> Exercise details:
Find the word "early" in the listing; pull out each line holding it.

Rows from a dataset
>>

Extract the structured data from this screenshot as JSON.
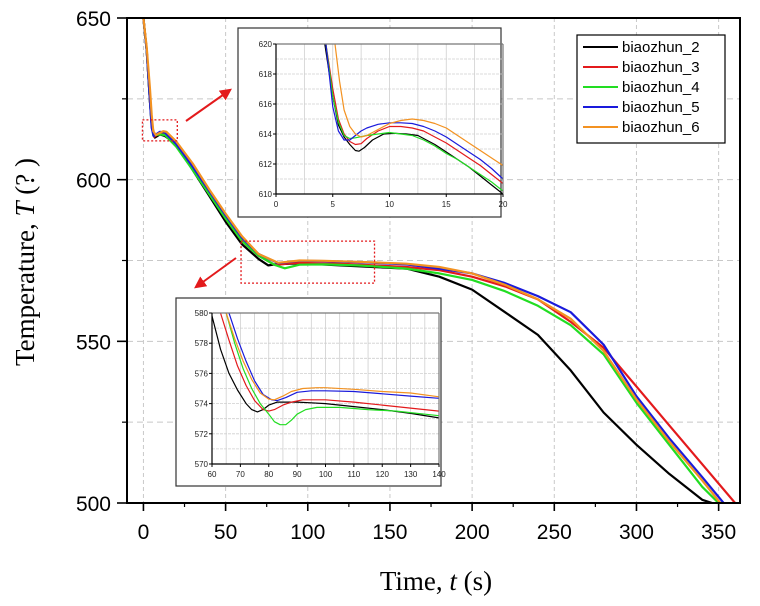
{
  "chart_data": [
    {
      "id": "main",
      "type": "line",
      "title": "",
      "xlabel_parts": [
        "Time, ",
        "t",
        " (s)"
      ],
      "ylabel_parts": [
        "Temperature, ",
        "T",
        " (?  )"
      ],
      "xlim": [
        -10,
        363
      ],
      "ylim": [
        500,
        650
      ],
      "xticks": [
        0,
        50,
        100,
        150,
        200,
        250,
        300,
        350
      ],
      "xtick_labels": [
        "0",
        "50",
        "100",
        "150",
        "200",
        "250",
        "300",
        "350"
      ],
      "yticks": [
        500,
        550,
        600,
        650
      ],
      "ytick_labels": [
        "500",
        "550",
        "600",
        "650"
      ],
      "grid": true,
      "legend_position": "top-right",
      "series": [
        {
          "name": "biaozhun_2",
          "color": "#000000",
          "x": [
            0,
            2,
            4,
            5,
            7,
            10,
            13,
            20,
            30,
            40,
            50,
            60,
            70,
            76,
            80,
            90,
            100,
            120,
            140,
            160,
            180,
            200,
            220,
            240,
            260,
            280,
            300,
            320,
            340,
            346
          ],
          "y": [
            650,
            640,
            624,
            617,
            613,
            614,
            613.5,
            611,
            603,
            595,
            587,
            580,
            575.5,
            573.5,
            573.8,
            574,
            574,
            573.5,
            573,
            572.5,
            570,
            566,
            559,
            552,
            541,
            528,
            518,
            509,
            501,
            500
          ]
        },
        {
          "name": "biaozhun_3",
          "color": "#e31a1c",
          "x": [
            0,
            2,
            4,
            5,
            6.5,
            10,
            13,
            20,
            30,
            40,
            50,
            60,
            70,
            80,
            90,
            100,
            120,
            140,
            160,
            180,
            200,
            220,
            240,
            260,
            280,
            300,
            320,
            340,
            360
          ],
          "y": [
            650,
            640,
            624,
            618,
            613.3,
            614.5,
            614,
            611.5,
            604,
            596,
            588,
            581,
            576.5,
            573.6,
            574.2,
            574.2,
            574,
            573.5,
            573,
            572,
            570,
            567,
            563,
            556,
            548,
            536,
            524,
            512,
            500
          ]
        },
        {
          "name": "biaozhun_4",
          "color": "#22dd22",
          "x": [
            0,
            2,
            4,
            5,
            6,
            10,
            13,
            20,
            30,
            40,
            50,
            60,
            70,
            80,
            86,
            95,
            110,
            130,
            140,
            160,
            180,
            200,
            220,
            240,
            260,
            280,
            300,
            320,
            340,
            350
          ],
          "y": [
            650,
            640,
            624,
            617,
            613.7,
            614,
            613.8,
            610.2,
            603,
            595.5,
            588,
            581,
            576.5,
            573.6,
            572.6,
            573.7,
            573.8,
            573.5,
            573.2,
            572.5,
            571,
            569,
            565.5,
            561,
            555,
            546,
            531,
            518,
            505,
            500
          ]
        },
        {
          "name": "biaozhun_5",
          "color": "#1a1adb",
          "x": [
            0,
            2,
            4,
            5,
            6.2,
            10,
            13,
            20,
            30,
            40,
            50,
            60,
            70,
            82,
            95,
            110,
            130,
            140,
            160,
            180,
            200,
            220,
            240,
            260,
            280,
            300,
            320,
            340,
            353
          ],
          "y": [
            650,
            640,
            624,
            616,
            613.5,
            614.8,
            614.6,
            611,
            604,
            596.5,
            589,
            582,
            577,
            574.2,
            574.9,
            574.8,
            574.5,
            574.3,
            573.8,
            572.5,
            571,
            568,
            564,
            559,
            549,
            533,
            520,
            508,
            500
          ]
        },
        {
          "name": "biaozhun_6",
          "color": "#f39221",
          "x": [
            0,
            2,
            4,
            5,
            6,
            7.5,
            12,
            14,
            20,
            30,
            40,
            50,
            60,
            70,
            82,
            95,
            110,
            130,
            140,
            160,
            180,
            200,
            220,
            240,
            260,
            280,
            300,
            320,
            340,
            351
          ],
          "y": [
            650,
            641,
            628,
            620,
            615,
            613.8,
            615,
            614.8,
            611.8,
            605,
            597,
            589.5,
            582.5,
            577,
            574.3,
            575,
            574.9,
            574.6,
            574.4,
            574,
            573,
            571,
            567.5,
            563,
            557,
            547,
            532,
            519,
            507,
            500
          ]
        }
      ]
    },
    {
      "id": "inset-early",
      "type": "line",
      "xlim": [
        0,
        20
      ],
      "ylim": [
        610,
        620
      ],
      "xticks": [
        0,
        5,
        10,
        15,
        20
      ],
      "xtick_labels": [
        "0",
        "5",
        "10",
        "15",
        "20"
      ],
      "yticks": [
        610,
        612,
        614,
        616,
        618,
        620
      ],
      "ytick_labels": [
        "610",
        "612",
        "614",
        "616",
        "618",
        "620"
      ],
      "grid": true,
      "series": [
        {
          "name": "biaozhun_2",
          "color": "#000000",
          "x": [
            4.3,
            5,
            5.5,
            6,
            6.5,
            7,
            7.3,
            7.8,
            8.5,
            9.5,
            10.5,
            11.5,
            12.5,
            14,
            15,
            16,
            17,
            18,
            19,
            20
          ],
          "y": [
            620,
            616.5,
            614.6,
            613.8,
            613.3,
            612.9,
            612.85,
            613.1,
            613.6,
            614,
            614.05,
            614,
            613.9,
            613.3,
            612.8,
            612.3,
            611.8,
            611.2,
            610.6,
            610
          ]
        },
        {
          "name": "biaozhun_3",
          "color": "#e31a1c",
          "x": [
            4.4,
            5,
            5.5,
            6,
            6.5,
            7,
            7.5,
            8,
            9,
            10,
            11,
            12,
            13,
            14,
            15,
            16,
            17,
            18,
            19,
            20
          ],
          "y": [
            620,
            617,
            615,
            614,
            613.5,
            613.3,
            613.35,
            613.7,
            614.2,
            614.5,
            614.5,
            614.4,
            614.2,
            613.8,
            613.4,
            612.9,
            612.4,
            611.9,
            611.3,
            610.7
          ]
        },
        {
          "name": "biaozhun_4",
          "color": "#22dd22",
          "x": [
            4.4,
            5,
            5.5,
            6,
            6.5,
            7,
            8,
            9,
            10,
            11,
            12,
            13,
            14,
            15,
            16,
            17,
            18,
            19,
            20
          ],
          "y": [
            620,
            616.5,
            614.8,
            613.9,
            613.7,
            613.75,
            613.9,
            614.0,
            614.1,
            614.0,
            613.9,
            613.6,
            613.2,
            612.7,
            612.3,
            611.8,
            611.3,
            610.8,
            610.2
          ]
        },
        {
          "name": "biaozhun_5",
          "color": "#1a1adb",
          "x": [
            4.4,
            5,
            5.5,
            6,
            6.5,
            7,
            7.5,
            8,
            9,
            10,
            11,
            12,
            13,
            14,
            15,
            16,
            17,
            18,
            19,
            20
          ],
          "y": [
            620,
            615.8,
            614.2,
            613.6,
            613.6,
            613.9,
            614.2,
            614.4,
            614.65,
            614.75,
            614.75,
            614.7,
            614.5,
            614.2,
            613.8,
            613.3,
            612.8,
            612.3,
            611.7,
            611.0
          ]
        },
        {
          "name": "biaozhun_6",
          "color": "#f39221",
          "x": [
            5.2,
            5.6,
            6,
            6.5,
            7,
            7.5,
            8,
            9,
            10,
            11,
            12,
            13,
            14,
            15,
            16,
            17,
            18,
            19,
            20
          ],
          "y": [
            620,
            617.5,
            615.6,
            614.5,
            614.0,
            613.8,
            613.9,
            614.3,
            614.7,
            614.9,
            615.0,
            614.9,
            614.7,
            614.4,
            613.9,
            613.4,
            612.9,
            612.4,
            611.9
          ]
        }
      ]
    },
    {
      "id": "inset-plateau",
      "type": "line",
      "xlim": [
        60,
        140
      ],
      "ylim": [
        570,
        580
      ],
      "xticks": [
        60,
        70,
        80,
        90,
        100,
        110,
        120,
        130,
        140
      ],
      "xtick_labels": [
        "60",
        "70",
        "80",
        "90",
        "100",
        "110",
        "120",
        "130",
        "140"
      ],
      "yticks": [
        570,
        572,
        574,
        576,
        578,
        580
      ],
      "ytick_labels": [
        "570",
        "572",
        "574",
        "576",
        "578",
        "580"
      ],
      "grid": true,
      "series": [
        {
          "name": "biaozhun_2",
          "color": "#000000",
          "x": [
            60,
            63,
            66,
            69,
            72,
            74,
            76,
            78,
            80,
            83,
            86,
            90,
            95,
            100,
            110,
            120,
            130,
            140
          ],
          "y": [
            579.8,
            577.6,
            576,
            574.9,
            574,
            573.6,
            573.45,
            573.6,
            573.9,
            574.1,
            574.1,
            574.1,
            574.05,
            574.0,
            573.8,
            573.6,
            573.35,
            573.05
          ]
        },
        {
          "name": "biaozhun_3",
          "color": "#e31a1c",
          "x": [
            63,
            66,
            69,
            72,
            75,
            78,
            80,
            82,
            85,
            88,
            92,
            100,
            110,
            120,
            130,
            140
          ],
          "y": [
            580,
            578.2,
            576.5,
            575.2,
            574.2,
            573.6,
            573.5,
            573.6,
            573.9,
            574.1,
            574.25,
            574.25,
            574.1,
            573.9,
            573.7,
            573.5
          ]
        },
        {
          "name": "biaozhun_4",
          "color": "#22dd22",
          "x": [
            65,
            68,
            71,
            74,
            77,
            80,
            82,
            84,
            86,
            88,
            90,
            93,
            97,
            105,
            115,
            125,
            140
          ],
          "y": [
            580,
            578,
            576.3,
            575,
            574,
            573.3,
            572.8,
            572.6,
            572.6,
            572.9,
            573.3,
            573.6,
            573.75,
            573.75,
            573.6,
            573.5,
            573.2
          ]
        },
        {
          "name": "biaozhun_5",
          "color": "#1a1adb",
          "x": [
            66,
            69,
            72,
            75,
            78,
            81,
            83,
            86,
            90,
            95,
            100,
            110,
            120,
            130,
            140
          ],
          "y": [
            580,
            578.3,
            576.8,
            575.5,
            574.6,
            574.25,
            574.2,
            574.4,
            574.75,
            574.85,
            574.85,
            574.8,
            574.65,
            574.5,
            574.35
          ]
        },
        {
          "name": "biaozhun_6",
          "color": "#f39221",
          "x": [
            65,
            68,
            71,
            74,
            77,
            80,
            82,
            85,
            88,
            92,
            97,
            100,
            110,
            120,
            130,
            140
          ],
          "y": [
            580,
            578.3,
            576.8,
            575.6,
            574.7,
            574.3,
            574.25,
            574.5,
            574.8,
            575.0,
            575.05,
            575.05,
            574.95,
            574.8,
            574.7,
            574.45
          ]
        }
      ]
    }
  ],
  "legend": {
    "entries": [
      {
        "label": "biaozhun_2",
        "color": "#000000"
      },
      {
        "label": "biaozhun_3",
        "color": "#e31a1c"
      },
      {
        "label": "biaozhun_4",
        "color": "#22dd22"
      },
      {
        "label": "biaozhun_5",
        "color": "#1a1adb"
      },
      {
        "label": "biaozhun_6",
        "color": "#f39221"
      }
    ]
  },
  "annotations": {
    "zoom_regions": [
      {
        "name": "early-dip-region",
        "xrange": [
          0,
          20
        ],
        "yrange": [
          610,
          620
        ],
        "color": "#e31a1c"
      },
      {
        "name": "plateau-region",
        "xrange": [
          60,
          140
        ],
        "yrange": [
          570,
          580
        ],
        "color": "#e31a1c"
      }
    ],
    "arrow_color": "#e31a1c"
  }
}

<<

> Solution to the problem:
      "id": "inset-early",
        "name": "early-dip-region",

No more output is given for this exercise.